Stated exercise:
Leave out the pictures and print precisely the lines from the line with "Read out every word on this page." to the final line of the entries, both ends included.

Material provided:
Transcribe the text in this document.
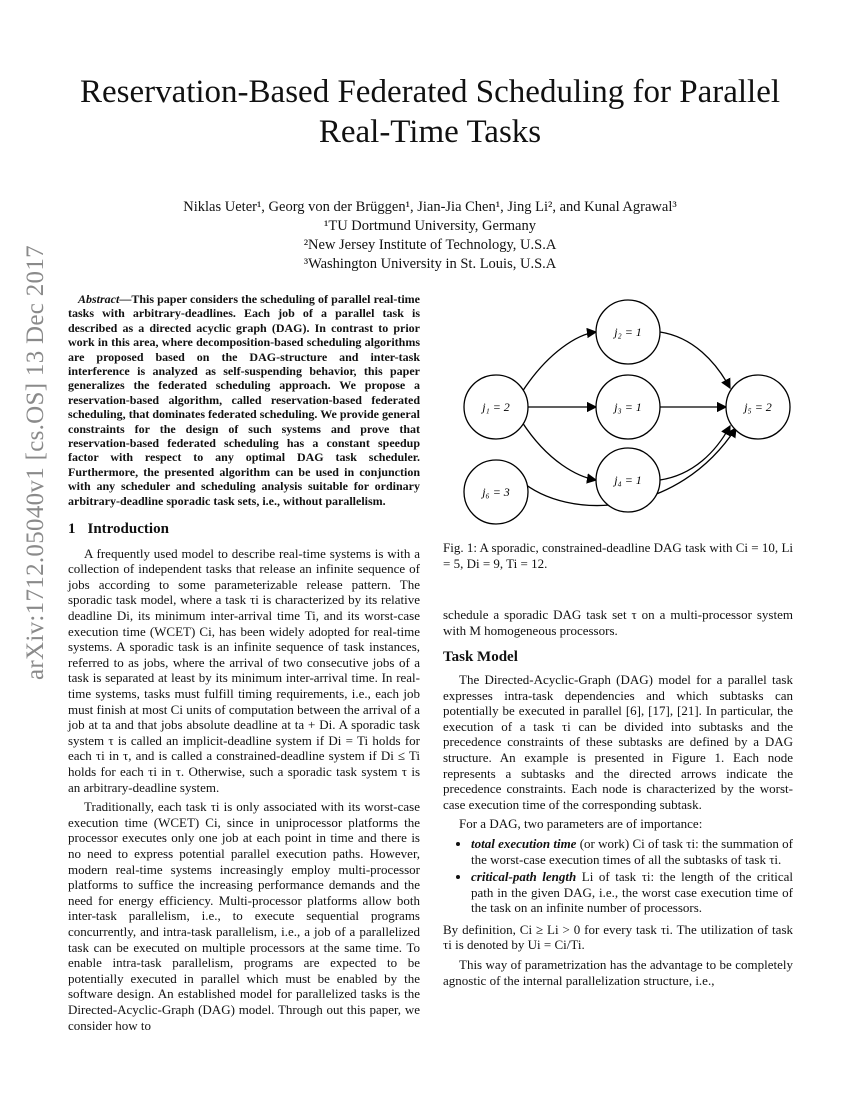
Reservation-Based Federated Scheduling for Parallel
Real-Time Tasks
Niklas Ueter¹, Georg von der Brüggen¹, Jian-Jia Chen¹, Jing Li², and Kunal Agrawal³
¹TU Dortmund University, Germany
²New Jersey Institute of Technology, U.S.A
³Washington University in St. Louis, U.S.A
arXiv:1712.05040v1 [cs.OS] 13 Dec 2017	Abstract—This paper considers the scheduling of parallel real-time tasks with arbitrary-deadlines. Each job of a parallel task is described as a directed acyclic graph (DAG). In contrast to prior work in this area, where decomposition-based scheduling algorithms are proposed based on the DAG-structure and inter-task interference is analyzed as self-suspending behavior, this paper generalizes the federated scheduling approach. We propose a reservation-based algorithm, called reservation-based federated scheduling, that dominates federated scheduling. We provide general constraints for the design of such systems and prove that reservation-based federated scheduling has a constant speedup factor with respect to any optimal DAG task scheduler. Furthermore, the presented algorithm can be used in conjunction with any scheduler and scheduling analysis suitable for ordinary arbitrary-deadline sporadic task sets, i.e., without parallelism.

1 Introduction

A frequently used model to describe real-time systems is with a collection of independent tasks that release an infinite sequence of jobs according to some parameterizable release pattern. The sporadic task model, where a task τi is characterized by its relative deadline Di, its minimum inter-arrival time Ti, and its worst-case execution time (WCET) Ci, has been widely adopted for real-time systems. A sporadic task is an infinite sequence of task instances, referred to as jobs, where the arrival of two consecutive jobs of a task is separated at least by its minimum inter-arrival time. In real-time systems, tasks must fulfill timing requirements, i.e., each job must finish at most Ci units of computation between the arrival of a job at ta and that jobs absolute deadline at ta + Di. A sporadic task system τ is called an implicit-deadline system if Di = Ti holds for each τi in τ, and is called a constrained-deadline system if Di ≤ Ti holds for each τi in τ. Otherwise, such a sporadic task system τ is an arbitrary-deadline system.

Traditionally, each task τi is only associated with its worst-case execution time (WCET) Ci, since in uniprocessor platforms the processor executes only one job at each point in time and there is no need to express potential parallel execution paths. However, modern real-time systems increasingly employ multi-processor platforms to suffice the increasing performance demands and the need for energy efficiency. Multi-processor platforms allow both inter-task parallelism, i.e., to execute sequential programs concurrently, and intra-task parallelism, i.e., a job of a parallelized task can be executed on multiple processors at the same time. To enable intra-task parallelism, programs are expected to be potentially executed in parallel which must be enabled by the software design. An established model for parallelized tasks is the Directed-Acyclic-Graph (DAG) model. Through out this paper, we consider how to

j₁ = 2
j₂ = 1
j₃ = 1
j₄ = 1
j₅ = 2
j₆ = 3

Fig. 1: A sporadic, constrained-deadline DAG task with Ci = 10, Li = 5, Di = 9, Ti = 12.

schedule a sporadic DAG task set τ on a multi-processor system with M homogeneous processors.

Task Model

The Directed-Acyclic-Graph (DAG) model for a parallel task expresses intra-task dependencies and which subtasks can potentially be executed in parallel [6], [17], [21]. In particular, the execution of a task τi can be divided into subtasks and the precedence constraints of these subtasks are defined by a DAG structure. An example is presented in Figure 1. Each node represents a subtasks and the directed arrows indicate the precedence constraints. Each node is characterized by the worst-case execution time of the corresponding subtask.

For a DAG, two parameters are of importance:

• total execution time (or work) Ci of task τi: the summation of the worst-case execution times of all the subtasks of task τi.
• critical-path length Li of task τi: the length of the critical path in the given DAG, i.e., the worst case execution time of the task on an infinite number of processors.

By definition, Ci ≥ Li > 0 for every task τi. The utilization of task τi is denoted by Ui = Ci/Ti.

This way of parametrization has the advantage to be completely agnostic of the internal parallelization structure, i.e.,
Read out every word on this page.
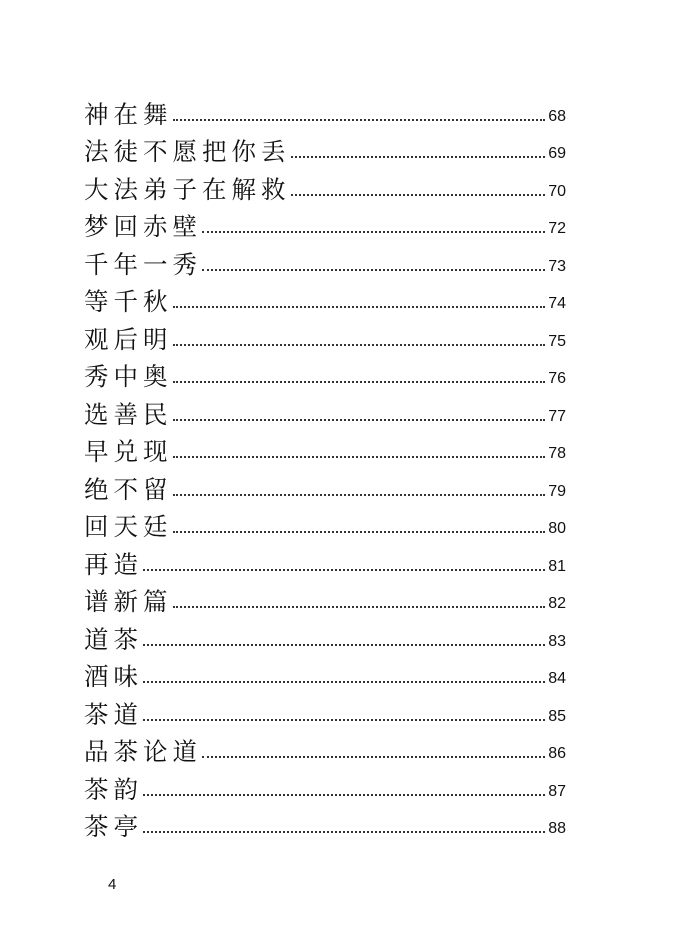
神在舞	68
法徒不愿把你丢	69
大法弟子在解救	70
梦回赤壁	72
千年一秀	73
等千秋	74
观后明	75
秀中奥	76
选善民	77
早兑现	78
绝不留	79
回天廷	80
再造	81
谱新篇	82
道茶	83
酒味	84
茶道	85
品茶论道	86
茶韵	87
茶亭	88
4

Solution:
Read out every word on this page.
神在舞	68
法徒不愿把你丢	69
大法弟子在解救	70
梦回赤壁	72
千年一秀	73
等千秋	74
观后明	75
秀中奥	76
选善民	77
早兑现	78
绝不留	79
回天廷	80
再造	81
谱新篇	82
道茶	83
酒味	84
茶道	85
品茶论道	86
茶韵	87
茶亭	88
4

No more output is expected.